▶ [EXERCISE AIM]: Restate the whole listing exactly.

=====

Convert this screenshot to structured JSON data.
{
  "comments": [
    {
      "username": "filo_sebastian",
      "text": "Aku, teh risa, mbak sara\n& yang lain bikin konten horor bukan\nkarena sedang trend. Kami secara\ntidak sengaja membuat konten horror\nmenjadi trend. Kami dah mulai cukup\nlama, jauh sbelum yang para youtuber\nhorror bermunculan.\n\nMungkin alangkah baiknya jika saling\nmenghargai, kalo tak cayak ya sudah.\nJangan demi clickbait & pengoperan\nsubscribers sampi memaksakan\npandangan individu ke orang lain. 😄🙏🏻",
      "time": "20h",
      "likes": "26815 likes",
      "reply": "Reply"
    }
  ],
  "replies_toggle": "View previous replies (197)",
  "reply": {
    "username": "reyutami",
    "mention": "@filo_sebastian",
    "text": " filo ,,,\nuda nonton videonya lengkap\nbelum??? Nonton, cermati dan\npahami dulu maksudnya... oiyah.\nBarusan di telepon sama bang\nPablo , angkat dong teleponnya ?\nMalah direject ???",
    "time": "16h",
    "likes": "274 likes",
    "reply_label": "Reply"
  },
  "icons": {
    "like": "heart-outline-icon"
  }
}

=====

▶ [WRITTEN RESPONSE]:
Convert this screenshot to structured JSON data.
{
  "comments": [
    {
      "username": "filo_sebastian",
      "text": "Aku, teh risa, mbak sara\n& yang lain bikin konten horor bukan\nkarena sedang trend. Kami secara\ntidak sengaja membuat konten horror\nmenjadi trend. Kami dah mulai cukup\nlama, jauh sbelum yang para youtuber\nhorror bermunculan.\n\nMungkin alangkah baiknya jika saling\nmenghargai, kalo tak cayak ya sudah.\nJangan demi clickbait & pengoperan\nsubscribers sampi memaksakan\npandangan individu ke orang lain. 😄🙏🏻",
      "time": "20h",
      "likes": "26815 likes",
      "reply": "Reply"
    }
  ],
  "replies_toggle": "View previous replies (197)",
  "reply": {
    "username": "reyutami",
    "mention": "@filo_sebastian",
    "text": " filo ,,,\nuda nonton videonya lengkap\nbelum??? Nonton, cermati dan\npahami dulu maksudnya... oiyah.\nBarusan di telepon sama bang\nPablo , angkat dong teleponnya ?\nMalah direject ???",
    "time": "16h",
    "likes": "274 likes",
    "reply_label": "Reply"
  },
  "icons": {
    "like": "heart-outline-icon"
  }
}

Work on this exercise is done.